-- Begin --
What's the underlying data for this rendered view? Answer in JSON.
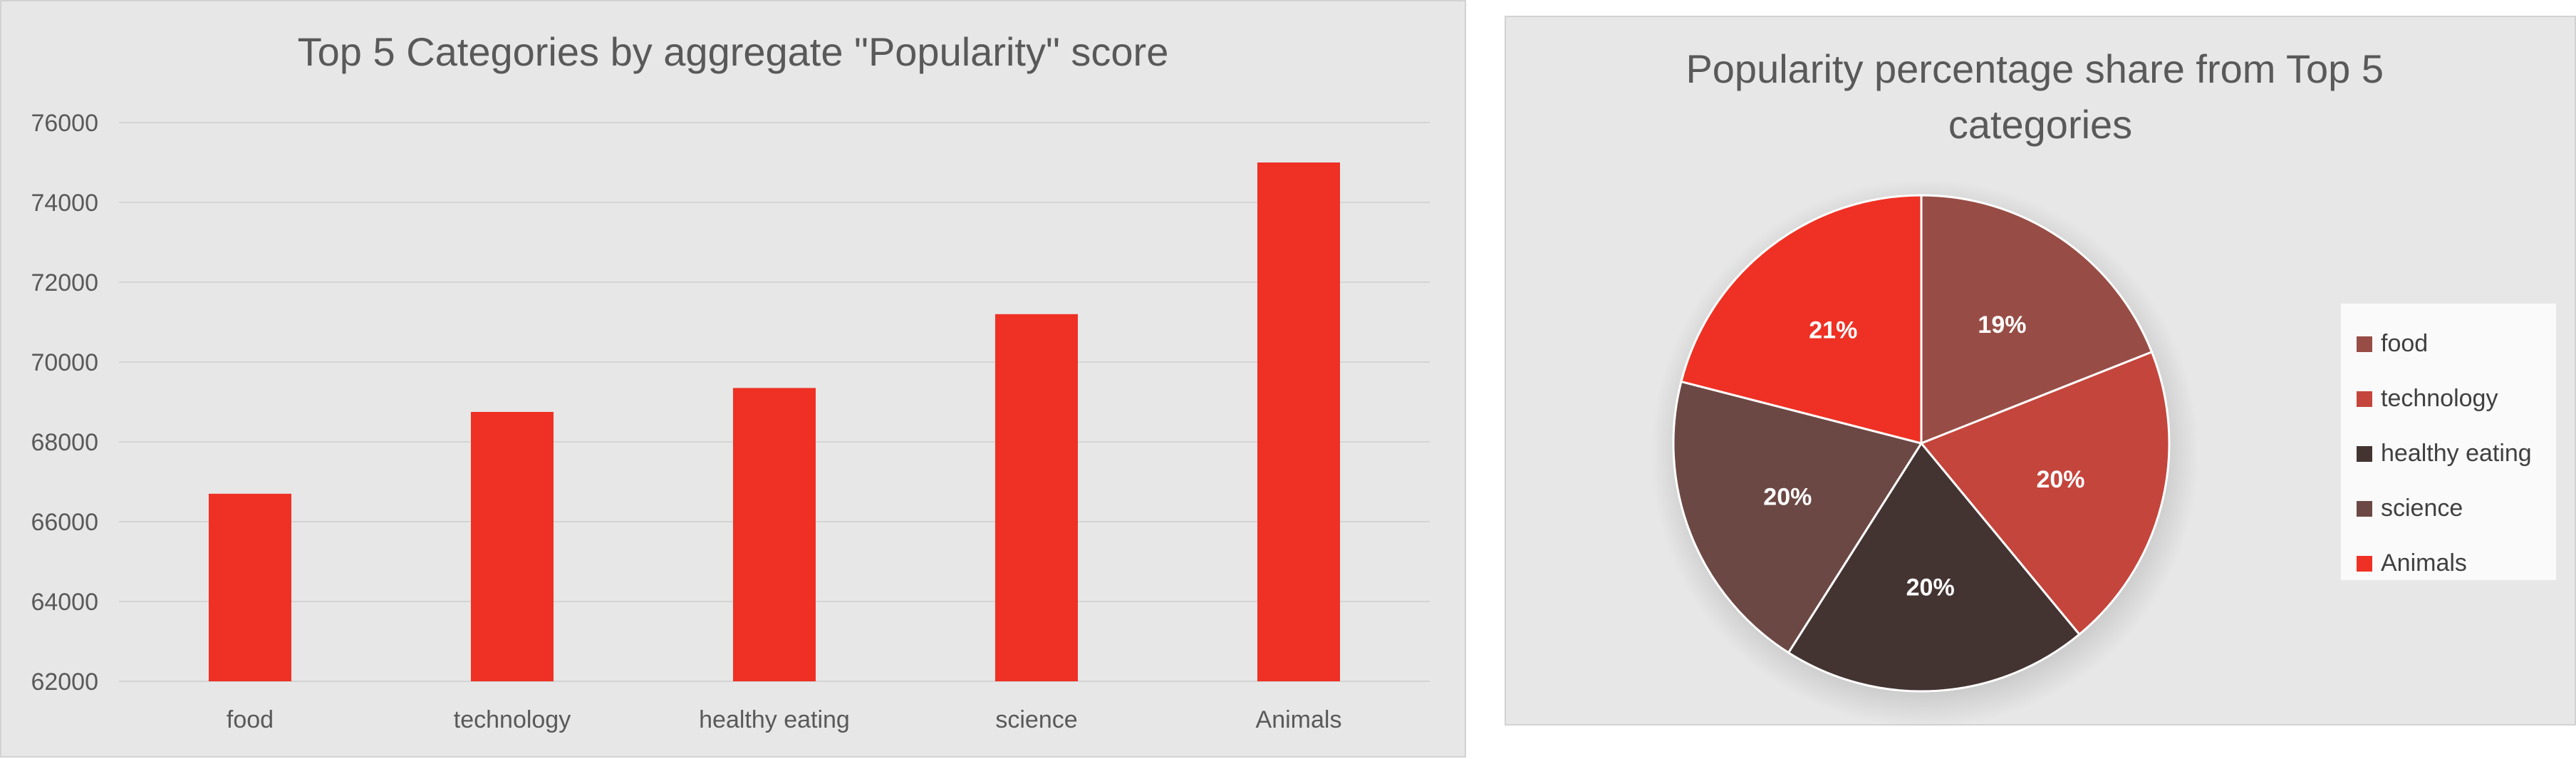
{
  "chart_data": [
    {
      "type": "bar",
      "title": "Top 5 Categories by aggregate \"Popularity\" score",
      "categories": [
        "food",
        "technology",
        "healthy eating",
        "science",
        "Animals"
      ],
      "values": [
        66700,
        68750,
        69350,
        71200,
        75000
      ],
      "ylim": [
        62000,
        76000
      ],
      "y_ticks": [
        62000,
        64000,
        66000,
        68000,
        70000,
        72000,
        74000,
        76000
      ],
      "y_tick_labels": [
        "62000",
        "64000",
        "66000",
        "68000",
        "70000",
        "72000",
        "74000",
        "76000"
      ],
      "xlabel": "",
      "ylabel": "",
      "grid": true,
      "legend": "none",
      "color": "#ee3124"
    },
    {
      "type": "pie",
      "title": "Popularity percentage share from Top 5 categories",
      "labels": [
        "food",
        "technology",
        "healthy eating",
        "science",
        "Animals"
      ],
      "values": [
        19,
        20,
        20,
        20,
        21
      ],
      "data_labels": [
        "19%",
        "20%",
        "20%",
        "20%",
        "21%"
      ],
      "colors": [
        "#974d46",
        "#c4453c",
        "#433432",
        "#6c4844",
        "#ee3124"
      ],
      "legend": "right"
    }
  ]
}
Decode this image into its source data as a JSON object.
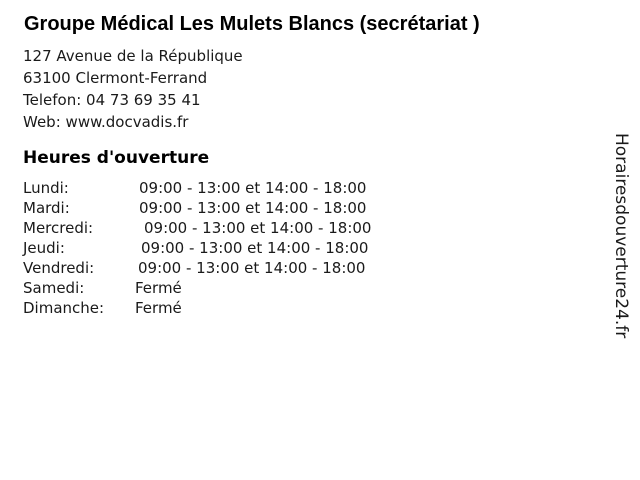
{
  "business": {
    "name": "Groupe Médical Les Mulets Blancs (secrétariat )",
    "address_line1": "127 Avenue de la République",
    "address_line2": "63100 Clermont-Ferrand",
    "phone_label": "Telefon:",
    "phone_number": "04 73 69 35 41",
    "web_label": "Web:",
    "website": "www.docvadis.fr"
  },
  "opening_hours": {
    "heading": "Heures d'ouverture",
    "rows": [
      {
        "day": "Lundi:",
        "hours": "09:00 - 13:00 et 14:00 - 18:00"
      },
      {
        "day": "Mardi:",
        "hours": "09:00 - 13:00 et 14:00 - 18:00"
      },
      {
        "day": "Mercredi:",
        "hours": "09:00 - 13:00 et 14:00 - 18:00"
      },
      {
        "day": "Jeudi:",
        "hours": "09:00 - 13:00 et 14:00 - 18:00"
      },
      {
        "day": "Vendredi:",
        "hours": "09:00 - 13:00 et 14:00 - 18:00"
      },
      {
        "day": "Samedi:",
        "hours": "Fermé"
      },
      {
        "day": "Dimanche:",
        "hours": "Fermé"
      }
    ]
  },
  "watermark": "Horairesdouverture24.fr",
  "colors": {
    "background": "#ffffff",
    "title_text": "#000000",
    "body_text": "#1a1a1a"
  }
}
-- End --
What is needed is an exact reproduction of the data, pictures excluded.

THE RESPONSE:
What's the underlying data for this rendered view? Answer in JSON.
{
  "chart_data": [
    {
      "type": "bar",
      "title": "Top 5 Categories by aggregate \"Popularity\" score",
      "categories": [
        "food",
        "technology",
        "healthy eating",
        "science",
        "Animals"
      ],
      "values": [
        66700,
        68750,
        69350,
        71200,
        75000
      ],
      "ylim": [
        62000,
        76000
      ],
      "y_ticks": [
        62000,
        64000,
        66000,
        68000,
        70000,
        72000,
        74000,
        76000
      ],
      "y_tick_labels": [
        "62000",
        "64000",
        "66000",
        "68000",
        "70000",
        "72000",
        "74000",
        "76000"
      ],
      "xlabel": "",
      "ylabel": "",
      "grid": true,
      "legend": "none",
      "color": "#ee3124"
    },
    {
      "type": "pie",
      "title": "Popularity percentage share from Top 5 categories",
      "labels": [
        "food",
        "technology",
        "healthy eating",
        "science",
        "Animals"
      ],
      "values": [
        19,
        20,
        20,
        20,
        21
      ],
      "data_labels": [
        "19%",
        "20%",
        "20%",
        "20%",
        "21%"
      ],
      "colors": [
        "#974d46",
        "#c4453c",
        "#433432",
        "#6c4844",
        "#ee3124"
      ],
      "legend": "right"
    }
  ]
}
Decode this image into its source data as a JSON object.
{
  "business": {
    "name": "Groupe Médical Les Mulets Blancs (secrétariat )",
    "address_line1": "127 Avenue de la République",
    "address_line2": "63100 Clermont-Ferrand",
    "phone_label": "Telefon:",
    "phone_number": "04 73 69 35 41",
    "web_label": "Web:",
    "website": "www.docvadis.fr"
  },
  "opening_hours": {
    "heading": "Heures d'ouverture",
    "rows": [
      {
        "day": "Lundi:",
        "hours": "09:00 - 13:00 et 14:00 - 18:00"
      },
      {
        "day": "Mardi:",
        "hours": "09:00 - 13:00 et 14:00 - 18:00"
      },
      {
        "day": "Mercredi:",
        "hours": "09:00 - 13:00 et 14:00 - 18:00"
      },
      {
        "day": "Jeudi:",
        "hours": "09:00 - 13:00 et 14:00 - 18:00"
      },
      {
        "day": "Vendredi:",
        "hours": "09:00 - 13:00 et 14:00 - 18:00"
      },
      {
        "day": "Samedi:",
        "hours": "Fermé"
      },
      {
        "day": "Dimanche:",
        "hours": "Fermé"
      }
    ]
  },
  "watermark": "Horairesdouverture24.fr",
  "colors": {
    "background": "#ffffff",
    "title_text": "#000000",
    "body_text": "#1a1a1a"
  }
}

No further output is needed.